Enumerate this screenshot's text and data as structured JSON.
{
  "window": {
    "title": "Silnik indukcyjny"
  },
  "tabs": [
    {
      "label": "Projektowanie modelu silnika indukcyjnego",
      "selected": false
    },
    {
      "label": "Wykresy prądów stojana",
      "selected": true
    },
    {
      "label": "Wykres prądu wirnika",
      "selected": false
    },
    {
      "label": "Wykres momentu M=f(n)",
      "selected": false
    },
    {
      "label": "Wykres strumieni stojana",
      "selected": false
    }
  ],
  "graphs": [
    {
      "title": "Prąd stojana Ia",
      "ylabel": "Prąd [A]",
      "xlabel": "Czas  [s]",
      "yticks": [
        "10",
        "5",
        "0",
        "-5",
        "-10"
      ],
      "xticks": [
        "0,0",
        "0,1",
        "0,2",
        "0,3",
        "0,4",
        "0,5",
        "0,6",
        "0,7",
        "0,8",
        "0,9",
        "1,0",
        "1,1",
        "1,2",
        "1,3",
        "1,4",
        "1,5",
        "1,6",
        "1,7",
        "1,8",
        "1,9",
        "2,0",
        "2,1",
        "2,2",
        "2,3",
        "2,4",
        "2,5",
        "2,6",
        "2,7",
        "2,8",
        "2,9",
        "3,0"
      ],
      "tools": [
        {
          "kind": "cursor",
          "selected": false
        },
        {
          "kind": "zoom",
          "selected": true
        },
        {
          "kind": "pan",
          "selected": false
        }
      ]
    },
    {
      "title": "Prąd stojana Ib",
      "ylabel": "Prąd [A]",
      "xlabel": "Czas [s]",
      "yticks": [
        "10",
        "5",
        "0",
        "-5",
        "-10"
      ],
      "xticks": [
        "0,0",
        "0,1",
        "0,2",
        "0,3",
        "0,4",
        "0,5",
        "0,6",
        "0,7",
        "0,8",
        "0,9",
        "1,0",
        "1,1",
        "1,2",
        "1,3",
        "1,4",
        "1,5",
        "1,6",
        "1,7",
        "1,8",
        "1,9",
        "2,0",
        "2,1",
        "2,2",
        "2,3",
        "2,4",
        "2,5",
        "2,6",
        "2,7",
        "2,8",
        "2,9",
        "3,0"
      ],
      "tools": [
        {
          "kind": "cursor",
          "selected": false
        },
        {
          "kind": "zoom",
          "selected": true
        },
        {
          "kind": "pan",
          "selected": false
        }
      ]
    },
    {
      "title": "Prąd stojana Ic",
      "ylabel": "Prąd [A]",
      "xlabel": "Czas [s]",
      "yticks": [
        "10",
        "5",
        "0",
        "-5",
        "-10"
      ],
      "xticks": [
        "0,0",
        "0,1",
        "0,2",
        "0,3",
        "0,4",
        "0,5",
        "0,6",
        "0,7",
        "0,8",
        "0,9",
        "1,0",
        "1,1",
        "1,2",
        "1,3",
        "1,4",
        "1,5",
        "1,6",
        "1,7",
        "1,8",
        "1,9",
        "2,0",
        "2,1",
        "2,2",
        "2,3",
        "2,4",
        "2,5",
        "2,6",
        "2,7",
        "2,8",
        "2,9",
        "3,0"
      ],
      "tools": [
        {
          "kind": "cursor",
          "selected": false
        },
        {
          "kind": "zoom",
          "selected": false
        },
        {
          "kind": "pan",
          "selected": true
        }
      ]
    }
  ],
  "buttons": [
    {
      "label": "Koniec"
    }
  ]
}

——

Reproduce the records above exactly.

▸ FINISHED TASK:
Enumerate this screenshot's text and data as structured JSON.
{
  "window": {
    "title": "Silnik indukcyjny"
  },
  "tabs": [
    {
      "label": "Projektowanie modelu silnika indukcyjnego",
      "selected": false
    },
    {
      "label": "Wykresy prądów stojana",
      "selected": true
    },
    {
      "label": "Wykres prądu wirnika",
      "selected": false
    },
    {
      "label": "Wykres momentu M=f(n)",
      "selected": false
    },
    {
      "label": "Wykres strumieni stojana",
      "selected": false
    }
  ],
  "graphs": [
    {
      "title": "Prąd stojana Ia",
      "ylabel": "Prąd [A]",
      "xlabel": "Czas  [s]",
      "yticks": [
        "10",
        "5",
        "0",
        "-5",
        "-10"
      ],
      "xticks": [
        "0,0",
        "0,1",
        "0,2",
        "0,3",
        "0,4",
        "0,5",
        "0,6",
        "0,7",
        "0,8",
        "0,9",
        "1,0",
        "1,1",
        "1,2",
        "1,3",
        "1,4",
        "1,5",
        "1,6",
        "1,7",
        "1,8",
        "1,9",
        "2,0",
        "2,1",
        "2,2",
        "2,3",
        "2,4",
        "2,5",
        "2,6",
        "2,7",
        "2,8",
        "2,9",
        "3,0"
      ],
      "tools": [
        {
          "kind": "cursor",
          "selected": false
        },
        {
          "kind": "zoom",
          "selected": true
        },
        {
          "kind": "pan",
          "selected": false
        }
      ]
    },
    {
      "title": "Prąd stojana Ib",
      "ylabel": "Prąd [A]",
      "xlabel": "Czas [s]",
      "yticks": [
        "10",
        "5",
        "0",
        "-5",
        "-10"
      ],
      "xticks": [
        "0,0",
        "0,1",
        "0,2",
        "0,3",
        "0,4",
        "0,5",
        "0,6",
        "0,7",
        "0,8",
        "0,9",
        "1,0",
        "1,1",
        "1,2",
        "1,3",
        "1,4",
        "1,5",
        "1,6",
        "1,7",
        "1,8",
        "1,9",
        "2,0",
        "2,1",
        "2,2",
        "2,3",
        "2,4",
        "2,5",
        "2,6",
        "2,7",
        "2,8",
        "2,9",
        "3,0"
      ],
      "tools": [
        {
          "kind": "cursor",
          "selected": false
        },
        {
          "kind": "zoom",
          "selected": true
        },
        {
          "kind": "pan",
          "selected": false
        }
      ]
    },
    {
      "title": "Prąd stojana Ic",
      "ylabel": "Prąd [A]",
      "xlabel": "Czas [s]",
      "yticks": [
        "10",
        "5",
        "0",
        "-5",
        "-10"
      ],
      "xticks": [
        "0,0",
        "0,1",
        "0,2",
        "0,3",
        "0,4",
        "0,5",
        "0,6",
        "0,7",
        "0,8",
        "0,9",
        "1,0",
        "1,1",
        "1,2",
        "1,3",
        "1,4",
        "1,5",
        "1,6",
        "1,7",
        "1,8",
        "1,9",
        "2,0",
        "2,1",
        "2,2",
        "2,3",
        "2,4",
        "2,5",
        "2,6",
        "2,7",
        "2,8",
        "2,9",
        "3,0"
      ],
      "tools": [
        {
          "kind": "cursor",
          "selected": false
        },
        {
          "kind": "zoom",
          "selected": false
        },
        {
          "kind": "pan",
          "selected": true
        }
      ]
    }
  ],
  "buttons": [
    {
      "label": "Koniec"
    }
  ]
}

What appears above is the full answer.